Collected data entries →
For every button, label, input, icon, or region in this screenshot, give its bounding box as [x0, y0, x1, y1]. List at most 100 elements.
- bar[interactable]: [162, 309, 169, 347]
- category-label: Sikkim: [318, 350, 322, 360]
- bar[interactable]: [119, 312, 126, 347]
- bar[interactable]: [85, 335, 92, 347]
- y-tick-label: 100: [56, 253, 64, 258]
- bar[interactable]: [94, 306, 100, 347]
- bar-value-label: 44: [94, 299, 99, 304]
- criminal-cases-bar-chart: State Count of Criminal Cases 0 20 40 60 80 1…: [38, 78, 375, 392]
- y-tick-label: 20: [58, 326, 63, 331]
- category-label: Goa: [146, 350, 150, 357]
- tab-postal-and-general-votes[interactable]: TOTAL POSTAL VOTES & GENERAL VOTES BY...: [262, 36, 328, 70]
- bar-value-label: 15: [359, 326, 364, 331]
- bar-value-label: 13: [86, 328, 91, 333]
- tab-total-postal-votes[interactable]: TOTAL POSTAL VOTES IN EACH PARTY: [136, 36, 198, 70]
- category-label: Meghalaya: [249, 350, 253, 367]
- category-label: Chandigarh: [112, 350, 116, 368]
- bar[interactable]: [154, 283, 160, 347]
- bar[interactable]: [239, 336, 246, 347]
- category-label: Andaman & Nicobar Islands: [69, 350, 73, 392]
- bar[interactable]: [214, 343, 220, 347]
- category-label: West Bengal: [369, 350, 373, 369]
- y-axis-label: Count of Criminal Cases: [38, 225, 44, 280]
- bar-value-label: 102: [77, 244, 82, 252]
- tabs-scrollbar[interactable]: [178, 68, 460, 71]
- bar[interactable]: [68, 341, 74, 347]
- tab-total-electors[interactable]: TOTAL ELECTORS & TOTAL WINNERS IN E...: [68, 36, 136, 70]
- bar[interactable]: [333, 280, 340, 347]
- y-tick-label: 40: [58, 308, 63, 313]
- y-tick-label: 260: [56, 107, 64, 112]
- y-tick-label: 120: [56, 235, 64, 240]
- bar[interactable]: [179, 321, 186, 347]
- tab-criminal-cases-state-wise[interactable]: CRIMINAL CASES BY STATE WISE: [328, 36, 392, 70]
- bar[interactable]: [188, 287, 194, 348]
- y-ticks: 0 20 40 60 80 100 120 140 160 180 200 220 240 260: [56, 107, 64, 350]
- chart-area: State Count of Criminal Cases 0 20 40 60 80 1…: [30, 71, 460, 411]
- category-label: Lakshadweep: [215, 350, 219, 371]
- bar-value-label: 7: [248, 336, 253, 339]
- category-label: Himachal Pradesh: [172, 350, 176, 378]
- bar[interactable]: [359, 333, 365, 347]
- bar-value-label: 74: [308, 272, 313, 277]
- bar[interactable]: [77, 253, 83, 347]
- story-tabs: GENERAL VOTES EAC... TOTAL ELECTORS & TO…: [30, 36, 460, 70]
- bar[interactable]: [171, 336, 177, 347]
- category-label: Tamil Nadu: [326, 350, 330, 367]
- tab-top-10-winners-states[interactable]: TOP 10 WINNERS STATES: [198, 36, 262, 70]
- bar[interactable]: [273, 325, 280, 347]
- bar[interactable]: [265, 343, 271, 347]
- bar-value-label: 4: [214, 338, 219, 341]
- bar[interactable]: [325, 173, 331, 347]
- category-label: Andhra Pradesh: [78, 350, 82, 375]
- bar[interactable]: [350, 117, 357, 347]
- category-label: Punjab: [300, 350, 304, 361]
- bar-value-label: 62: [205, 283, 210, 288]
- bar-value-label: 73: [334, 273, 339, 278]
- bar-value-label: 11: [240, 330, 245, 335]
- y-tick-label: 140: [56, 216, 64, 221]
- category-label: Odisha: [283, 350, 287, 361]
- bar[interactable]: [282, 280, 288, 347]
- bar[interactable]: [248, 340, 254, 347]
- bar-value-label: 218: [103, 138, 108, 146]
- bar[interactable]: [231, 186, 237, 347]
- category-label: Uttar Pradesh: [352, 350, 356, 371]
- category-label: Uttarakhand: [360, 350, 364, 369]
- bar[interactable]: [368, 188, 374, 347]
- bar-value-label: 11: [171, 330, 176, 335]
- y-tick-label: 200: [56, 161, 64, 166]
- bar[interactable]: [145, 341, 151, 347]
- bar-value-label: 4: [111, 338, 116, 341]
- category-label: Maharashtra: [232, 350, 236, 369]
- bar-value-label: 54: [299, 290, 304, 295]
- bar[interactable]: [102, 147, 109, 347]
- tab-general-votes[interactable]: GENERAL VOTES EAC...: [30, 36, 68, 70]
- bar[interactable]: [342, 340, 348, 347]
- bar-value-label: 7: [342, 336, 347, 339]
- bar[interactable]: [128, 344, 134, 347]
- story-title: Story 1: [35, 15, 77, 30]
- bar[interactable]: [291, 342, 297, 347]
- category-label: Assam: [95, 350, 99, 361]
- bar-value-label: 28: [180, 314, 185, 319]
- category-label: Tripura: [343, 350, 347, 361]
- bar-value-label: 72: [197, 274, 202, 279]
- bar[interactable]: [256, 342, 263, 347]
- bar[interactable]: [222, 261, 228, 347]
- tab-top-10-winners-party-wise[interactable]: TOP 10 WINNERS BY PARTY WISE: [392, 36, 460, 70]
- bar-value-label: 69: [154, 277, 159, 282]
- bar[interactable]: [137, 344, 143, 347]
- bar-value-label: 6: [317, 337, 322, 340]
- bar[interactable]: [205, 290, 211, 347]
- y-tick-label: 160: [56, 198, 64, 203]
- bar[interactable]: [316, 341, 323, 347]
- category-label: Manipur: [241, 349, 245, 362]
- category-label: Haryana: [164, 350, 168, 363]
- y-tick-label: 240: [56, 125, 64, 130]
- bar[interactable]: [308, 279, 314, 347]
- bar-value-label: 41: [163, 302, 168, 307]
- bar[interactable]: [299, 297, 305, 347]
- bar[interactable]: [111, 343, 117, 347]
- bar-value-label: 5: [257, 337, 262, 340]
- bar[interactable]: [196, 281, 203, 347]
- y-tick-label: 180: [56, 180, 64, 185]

What this task involves →
Format the lines above as a JSON list of strings, one string per line, with blank lines omitted.

Exercise response →
[
  "For every button, label, input, icon, or region in this screenshot, give its bounding box as [x0, y0, x1, y1]. List at most 100 elements.",
  "- bar[interactable]: [162, 309, 169, 347]",
  "- category-label: Sikkim: [318, 350, 322, 360]",
  "- bar[interactable]: [119, 312, 126, 347]",
  "- bar[interactable]: [85, 335, 92, 347]",
  "- y-tick-label: 100: [56, 253, 64, 258]",
  "- bar[interactable]: [94, 306, 100, 347]",
  "- bar-value-label: 44: [94, 299, 99, 304]",
  "- criminal-cases-bar-chart: State Count of Criminal Cases 0 20 40 60 80 1…: [38, 78, 375, 392]",
  "- y-tick-label: 20: [58, 326, 63, 331]",
  "- category-label: Goa: [146, 350, 150, 357]",
  "- tab-postal-and-general-votes[interactable]: TOTAL POSTAL VOTES & GENERAL VOTES BY...: [262, 36, 328, 70]",
  "- bar-value-label: 15: [359, 326, 364, 331]",
  "- bar-value-label: 13: [86, 328, 91, 333]",
  "- tab-total-postal-votes[interactable]: TOTAL POSTAL VOTES IN EACH PARTY: [136, 36, 198, 70]",
  "- category-label: Meghalaya: [249, 350, 253, 367]",
  "- category-label: Chandigarh: [112, 350, 116, 368]",
  "- bar[interactable]: [154, 283, 160, 347]",
  "- bar[interactable]: [239, 336, 246, 347]",
  "- category-label: Andaman & Nicobar Islands: [69, 350, 73, 392]",
  "- bar[interactable]: [214, 343, 220, 347]",
  "- category-label: West Bengal: [369, 350, 373, 369]",
  "- y-axis-label: Count of Criminal Cases: [38, 225, 44, 280]",
  "- bar-value-label: 102: [77, 244, 82, 252]",
  "- tabs-scrollbar[interactable]: [178, 68, 460, 71]",
  "- bar[interactable]: [68, 341, 74, 347]",
  "- tab-total-electors[interactable]: TOTAL ELECTORS & TOTAL WINNERS IN E...: [68, 36, 136, 70]",
  "- bar[interactable]: [333, 280, 340, 347]",
  "- y-tick-label: 40: [58, 308, 63, 313]",
  "- y-tick-label: 260: [56, 107, 64, 112]",
  "- y-tick-label: 120: [56, 235, 64, 240]",
  "- bar[interactable]: [179, 321, 186, 347]",
  "- tab-criminal-cases-state-wise[interactable]: CRIMINAL CASES BY STATE WISE: [328, 36, 392, 70]",
  "- bar[interactable]: [188, 287, 194, 348]",
  "- y-ticks: 0 20 40 60 80 100 120 140 160 180 200 220 240 260: [56, 107, 64, 350]",
  "- chart-area: State Count of Criminal Cases 0 20 40 60 80 1…: [30, 71, 460, 411]",
  "- category-label: Lakshadweep: [215, 350, 219, 371]",
  "- bar-value-label: 7: [248, 336, 253, 339]",
  "- category-label: Himachal Pradesh: [172, 350, 176, 378]",
  "- bar[interactable]: [359, 333, 365, 347]",
  "- bar-value-label: 74: [308, 272, 313, 277]",
  "- bar[interactable]: [77, 253, 83, 347]",
  "- story-tabs: GENERAL VOTES EAC... TOTAL ELECTORS & TO…: [30, 36, 460, 70]",
  "- bar[interactable]: [171, 336, 177, 347]",
  "- category-label: Tamil Nadu: [326, 350, 330, 367]",
  "- tab-top-10-winners-states[interactable]: TOP 10 WINNERS STATES: [198, 36, 262, 70]",
  "- bar[interactable]: [273, 325, 280, 347]",
  "- bar[interactable]: [265, 343, 271, 347]",
  "- bar-value-label: 4: [214, 338, 219, 341]",
  "- bar[interactable]: [325, 173, 331, 347]",
  "- category-label: Andhra Pradesh: [78, 350, 82, 375]",
  "- bar[interactable]: [350, 117, 357, 347]",
  "- category-label: Punjab: [300, 350, 304, 361]",
  "- bar-value-label: 62: [205, 283, 210, 288]",
  "- bar-value-label: 73: [334, 273, 339, 278]",
  "- bar-value-label: 11: [240, 330, 245, 335]",
  "- y-tick-label: 140: [56, 216, 64, 221]",
  "- category-label: Odisha: [283, 350, 287, 361]",
  "- bar[interactable]: [282, 280, 288, 347]",
  "- bar[interactable]: [248, 340, 254, 347]",
  "- bar-value-label: 218: [103, 138, 108, 146]",
  "- bar[interactable]: [231, 186, 237, 347]",
  "- category-label: Uttar Pradesh: [352, 350, 356, 371]",
  "- category-label: Uttarakhand: [360, 350, 364, 369]",
  "- bar[interactable]: [368, 188, 374, 347]",
  "- bar-value-label: 11: [171, 330, 176, 335]",
  "- y-tick-label: 200: [56, 161, 64, 166]",
  "- bar[interactable]: [145, 341, 151, 347]",
  "- bar-value-label: 4: [111, 338, 116, 341]",
  "- category-label: Maharashtra: [232, 350, 236, 369]",
  "- bar-value-label: 54: [299, 290, 304, 295]",
  "- bar[interactable]: [102, 147, 109, 347]",
  "- tab-general-votes[interactable]: GENERAL VOTES EAC...: [30, 36, 68, 70]",
  "- bar[interactable]: [342, 340, 348, 347]",
  "- bar-value-label: 7: [342, 336, 347, 339]",
  "- bar[interactable]: [128, 344, 134, 347]",
  "- story-title: Story 1: [35, 15, 77, 30]",
  "- bar[interactable]: [291, 342, 297, 347]",
  "- category-label: Assam: [95, 350, 99, 361]",
  "- bar-value-label: 28: [180, 314, 185, 319]",
  "- category-label: Tripura: [343, 350, 347, 361]",
  "- bar-value-label: 72: [197, 274, 202, 279]",
  "- bar[interactable]: [256, 342, 263, 347]",
  "- bar[interactable]: [222, 261, 228, 347]",
  "- tab-top-10-winners-party-wise[interactable]: TOP 10 WINNERS BY PARTY WISE: [392, 36, 460, 70]",
  "- bar-value-label: 69: [154, 277, 159, 282]",
  "- bar[interactable]: [137, 344, 143, 347]",
  "- bar-value-label: 6: [317, 337, 322, 340]",
  "- bar[interactable]: [205, 290, 211, 347]",
  "- y-tick-label: 160: [56, 198, 64, 203]",
  "- bar[interactable]: [316, 341, 323, 347]",
  "- category-label: Manipur: [241, 349, 245, 362]",
  "- category-label: Haryana: [164, 350, 168, 363]",
  "- y-tick-label: 240: [56, 125, 64, 130]",
  "- bar[interactable]: [308, 279, 314, 347]",
  "- bar-value-label: 41: [163, 302, 168, 307]",
  "- bar[interactable]: [299, 297, 305, 347]",
  "- bar[interactable]: [111, 343, 117, 347]",
  "- bar-value-label: 5: [257, 337, 262, 340]",
  "- bar[interactable]: [196, 281, 203, 347]",
  "- y-tick-label: 180: [56, 180, 64, 185]"
]